** Task directions **
What follows is a listing. Return every line of it exactly.
::: Data to process
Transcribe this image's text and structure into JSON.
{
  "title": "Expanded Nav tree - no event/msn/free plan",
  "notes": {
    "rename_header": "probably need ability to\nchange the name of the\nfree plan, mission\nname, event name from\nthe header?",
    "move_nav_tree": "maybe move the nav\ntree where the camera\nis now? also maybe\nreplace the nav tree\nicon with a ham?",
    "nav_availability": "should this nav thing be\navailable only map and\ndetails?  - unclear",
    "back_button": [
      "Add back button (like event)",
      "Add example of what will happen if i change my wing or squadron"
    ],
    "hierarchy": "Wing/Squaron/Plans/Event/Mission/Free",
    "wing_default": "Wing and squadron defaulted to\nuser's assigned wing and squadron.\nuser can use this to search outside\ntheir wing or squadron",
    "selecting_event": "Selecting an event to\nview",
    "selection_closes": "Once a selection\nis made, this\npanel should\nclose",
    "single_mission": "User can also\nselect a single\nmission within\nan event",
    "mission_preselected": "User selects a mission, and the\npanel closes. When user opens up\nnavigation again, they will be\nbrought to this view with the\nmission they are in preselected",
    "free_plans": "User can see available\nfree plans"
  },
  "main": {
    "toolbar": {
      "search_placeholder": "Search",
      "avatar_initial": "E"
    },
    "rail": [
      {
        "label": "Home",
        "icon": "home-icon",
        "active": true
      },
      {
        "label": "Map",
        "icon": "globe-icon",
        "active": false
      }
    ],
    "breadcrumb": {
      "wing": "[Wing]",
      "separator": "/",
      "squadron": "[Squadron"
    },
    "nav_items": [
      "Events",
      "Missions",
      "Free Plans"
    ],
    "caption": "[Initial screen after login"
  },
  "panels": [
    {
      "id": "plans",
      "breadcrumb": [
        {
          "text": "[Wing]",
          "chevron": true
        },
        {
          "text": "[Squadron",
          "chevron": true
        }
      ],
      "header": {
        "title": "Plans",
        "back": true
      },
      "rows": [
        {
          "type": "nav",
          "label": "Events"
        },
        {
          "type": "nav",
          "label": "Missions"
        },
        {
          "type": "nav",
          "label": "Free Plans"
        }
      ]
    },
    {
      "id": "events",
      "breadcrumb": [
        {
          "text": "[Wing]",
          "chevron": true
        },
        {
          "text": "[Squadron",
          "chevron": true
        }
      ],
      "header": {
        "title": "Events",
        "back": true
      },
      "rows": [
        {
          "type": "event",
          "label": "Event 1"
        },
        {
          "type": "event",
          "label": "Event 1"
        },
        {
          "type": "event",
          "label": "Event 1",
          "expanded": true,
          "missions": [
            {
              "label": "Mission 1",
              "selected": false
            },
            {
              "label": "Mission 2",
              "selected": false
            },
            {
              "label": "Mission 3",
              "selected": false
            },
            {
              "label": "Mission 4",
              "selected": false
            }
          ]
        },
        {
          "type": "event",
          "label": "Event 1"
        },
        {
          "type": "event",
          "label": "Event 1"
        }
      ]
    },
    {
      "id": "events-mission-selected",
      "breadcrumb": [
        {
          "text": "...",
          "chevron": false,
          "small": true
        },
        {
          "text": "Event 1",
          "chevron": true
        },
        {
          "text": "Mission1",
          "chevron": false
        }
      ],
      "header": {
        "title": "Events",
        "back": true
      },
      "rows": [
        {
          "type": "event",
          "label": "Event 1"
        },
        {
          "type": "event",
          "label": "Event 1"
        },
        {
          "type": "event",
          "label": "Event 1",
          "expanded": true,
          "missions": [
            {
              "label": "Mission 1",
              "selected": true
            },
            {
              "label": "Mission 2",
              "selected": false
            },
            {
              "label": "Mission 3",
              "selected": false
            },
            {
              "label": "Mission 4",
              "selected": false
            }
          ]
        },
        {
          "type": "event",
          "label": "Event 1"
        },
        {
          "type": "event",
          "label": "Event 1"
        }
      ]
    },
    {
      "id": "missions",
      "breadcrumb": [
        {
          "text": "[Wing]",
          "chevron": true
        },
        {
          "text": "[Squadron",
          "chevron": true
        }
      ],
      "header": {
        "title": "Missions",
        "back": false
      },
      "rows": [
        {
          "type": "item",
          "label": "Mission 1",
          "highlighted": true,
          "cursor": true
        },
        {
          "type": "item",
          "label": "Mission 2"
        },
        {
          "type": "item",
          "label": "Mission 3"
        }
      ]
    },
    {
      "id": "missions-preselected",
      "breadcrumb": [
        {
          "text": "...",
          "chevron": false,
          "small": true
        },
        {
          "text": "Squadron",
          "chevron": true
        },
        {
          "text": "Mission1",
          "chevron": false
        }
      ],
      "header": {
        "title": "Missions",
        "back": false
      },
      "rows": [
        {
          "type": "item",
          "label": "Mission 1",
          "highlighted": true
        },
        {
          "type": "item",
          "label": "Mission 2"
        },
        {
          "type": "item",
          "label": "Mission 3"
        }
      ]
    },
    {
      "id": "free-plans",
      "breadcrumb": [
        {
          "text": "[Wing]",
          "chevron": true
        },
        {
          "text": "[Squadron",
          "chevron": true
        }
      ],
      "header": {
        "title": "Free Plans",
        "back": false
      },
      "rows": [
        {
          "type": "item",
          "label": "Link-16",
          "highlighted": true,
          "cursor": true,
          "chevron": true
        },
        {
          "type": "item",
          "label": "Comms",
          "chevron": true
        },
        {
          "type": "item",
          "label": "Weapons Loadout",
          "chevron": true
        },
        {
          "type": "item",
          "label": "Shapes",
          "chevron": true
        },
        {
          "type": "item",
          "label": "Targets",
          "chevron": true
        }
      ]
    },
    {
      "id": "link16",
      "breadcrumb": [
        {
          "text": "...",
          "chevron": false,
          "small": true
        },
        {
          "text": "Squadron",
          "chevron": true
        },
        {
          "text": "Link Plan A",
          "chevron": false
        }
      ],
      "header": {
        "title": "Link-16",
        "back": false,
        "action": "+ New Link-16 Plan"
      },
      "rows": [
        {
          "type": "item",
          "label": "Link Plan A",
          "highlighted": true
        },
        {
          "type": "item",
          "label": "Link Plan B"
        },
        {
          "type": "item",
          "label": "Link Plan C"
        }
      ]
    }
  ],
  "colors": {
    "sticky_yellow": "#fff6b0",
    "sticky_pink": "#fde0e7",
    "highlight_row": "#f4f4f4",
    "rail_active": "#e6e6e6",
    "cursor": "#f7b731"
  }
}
::::::
** The answer **
Transcribe this image's text and structure into JSON.
{
  "title": "Expanded Nav tree - no event/msn/free plan",
  "notes": {
    "rename_header": "probably need ability to\nchange the name of the\nfree plan, mission\nname, event name from\nthe header?",
    "move_nav_tree": "maybe move the nav\ntree where the camera\nis now? also maybe\nreplace the nav tree\nicon with a ham?",
    "nav_availability": "should this nav thing be\navailable only map and\ndetails?  - unclear",
    "back_button": [
      "Add back button (like event)",
      "Add example of what will happen if i change my wing or squadron"
    ],
    "hierarchy": "Wing/Squaron/Plans/Event/Mission/Free",
    "wing_default": "Wing and squadron defaulted to\nuser's assigned wing and squadron.\nuser can use this to search outside\ntheir wing or squadron",
    "selecting_event": "Selecting an event to\nview",
    "selection_closes": "Once a selection\nis made, this\npanel should\nclose",
    "single_mission": "User can also\nselect a single\nmission within\nan event",
    "mission_preselected": "User selects a mission, and the\npanel closes. When user opens up\nnavigation again, they will be\nbrought to this view with the\nmission they are in preselected",
    "free_plans": "User can see available\nfree plans"
  },
  "main": {
    "toolbar": {
      "search_placeholder": "Search",
      "avatar_initial": "E"
    },
    "rail": [
      {
        "label": "Home",
        "icon": "home-icon",
        "active": true
      },
      {
        "label": "Map",
        "icon": "globe-icon",
        "active": false
      }
    ],
    "breadcrumb": {
      "wing": "[Wing]",
      "separator": "/",
      "squadron": "[Squadron"
    },
    "nav_items": [
      "Events",
      "Missions",
      "Free Plans"
    ],
    "caption": "[Initial screen after login"
  },
  "panels": [
    {
      "id": "plans",
      "breadcrumb": [
        {
          "text": "[Wing]",
          "chevron": true
        },
        {
          "text": "[Squadron",
          "chevron": true
        }
      ],
      "header": {
        "title": "Plans",
        "back": true
      },
      "rows": [
        {
          "type": "nav",
          "label": "Events"
        },
        {
          "type": "nav",
          "label": "Missions"
        },
        {
          "type": "nav",
          "label": "Free Plans"
        }
      ]
    },
    {
      "id": "events",
      "breadcrumb": [
        {
          "text": "[Wing]",
          "chevron": true
        },
        {
          "text": "[Squadron",
          "chevron": true
        }
      ],
      "header": {
        "title": "Events",
        "back": true
      },
      "rows": [
        {
          "type": "event",
          "label": "Event 1"
        },
        {
          "type": "event",
          "label": "Event 1"
        },
        {
          "type": "event",
          "label": "Event 1",
          "expanded": true,
          "missions": [
            {
              "label": "Mission 1",
              "selected": false
            },
            {
              "label": "Mission 2",
              "selected": false
            },
            {
              "label": "Mission 3",
              "selected": false
            },
            {
              "label": "Mission 4",
              "selected": false
            }
          ]
        },
        {
          "type": "event",
          "label": "Event 1"
        },
        {
          "type": "event",
          "label": "Event 1"
        }
      ]
    },
    {
      "id": "events-mission-selected",
      "breadcrumb": [
        {
          "text": "...",
          "chevron": false,
          "small": true
        },
        {
          "text": "Event 1",
          "chevron": true
        },
        {
          "text": "Mission1",
          "chevron": false
        }
      ],
      "header": {
        "title": "Events",
        "back": true
      },
      "rows": [
        {
          "type": "event",
          "label": "Event 1"
        },
        {
          "type": "event",
          "label": "Event 1"
        },
        {
          "type": "event",
          "label": "Event 1",
          "expanded": true,
          "missions": [
            {
              "label": "Mission 1",
              "selected": true
            },
            {
              "label": "Mission 2",
              "selected": false
            },
            {
              "label": "Mission 3",
              "selected": false
            },
            {
              "label": "Mission 4",
              "selected": false
            }
          ]
        },
        {
          "type": "event",
          "label": "Event 1"
        },
        {
          "type": "event",
          "label": "Event 1"
        }
      ]
    },
    {
      "id": "missions",
      "breadcrumb": [
        {
          "text": "[Wing]",
          "chevron": true
        },
        {
          "text": "[Squadron",
          "chevron": true
        }
      ],
      "header": {
        "title": "Missions",
        "back": false
      },
      "rows": [
        {
          "type": "item",
          "label": "Mission 1",
          "highlighted": true,
          "cursor": true
        },
        {
          "type": "item",
          "label": "Mission 2"
        },
        {
          "type": "item",
          "label": "Mission 3"
        }
      ]
    },
    {
      "id": "missions-preselected",
      "breadcrumb": [
        {
          "text": "...",
          "chevron": false,
          "small": true
        },
        {
          "text": "Squadron",
          "chevron": true
        },
        {
          "text": "Mission1",
          "chevron": false
        }
      ],
      "header": {
        "title": "Missions",
        "back": false
      },
      "rows": [
        {
          "type": "item",
          "label": "Mission 1",
          "highlighted": true
        },
        {
          "type": "item",
          "label": "Mission 2"
        },
        {
          "type": "item",
          "label": "Mission 3"
        }
      ]
    },
    {
      "id": "free-plans",
      "breadcrumb": [
        {
          "text": "[Wing]",
          "chevron": true
        },
        {
          "text": "[Squadron",
          "chevron": true
        }
      ],
      "header": {
        "title": "Free Plans",
        "back": false
      },
      "rows": [
        {
          "type": "item",
          "label": "Link-16",
          "highlighted": true,
          "cursor": true,
          "chevron": true
        },
        {
          "type": "item",
          "label": "Comms",
          "chevron": true
        },
        {
          "type": "item",
          "label": "Weapons Loadout",
          "chevron": true
        },
        {
          "type": "item",
          "label": "Shapes",
          "chevron": true
        },
        {
          "type": "item",
          "label": "Targets",
          "chevron": true
        }
      ]
    },
    {
      "id": "link16",
      "breadcrumb": [
        {
          "text": "...",
          "chevron": false,
          "small": true
        },
        {
          "text": "Squadron",
          "chevron": true
        },
        {
          "text": "Link Plan A",
          "chevron": false
        }
      ],
      "header": {
        "title": "Link-16",
        "back": false,
        "action": "+ New Link-16 Plan"
      },
      "rows": [
        {
          "type": "item",
          "label": "Link Plan A",
          "highlighted": true
        },
        {
          "type": "item",
          "label": "Link Plan B"
        },
        {
          "type": "item",
          "label": "Link Plan C"
        }
      ]
    }
  ],
  "colors": {
    "sticky_yellow": "#fff6b0",
    "sticky_pink": "#fde0e7",
    "highlight_row": "#f4f4f4",
    "rail_active": "#e6e6e6",
    "cursor": "#f7b731"
  }
}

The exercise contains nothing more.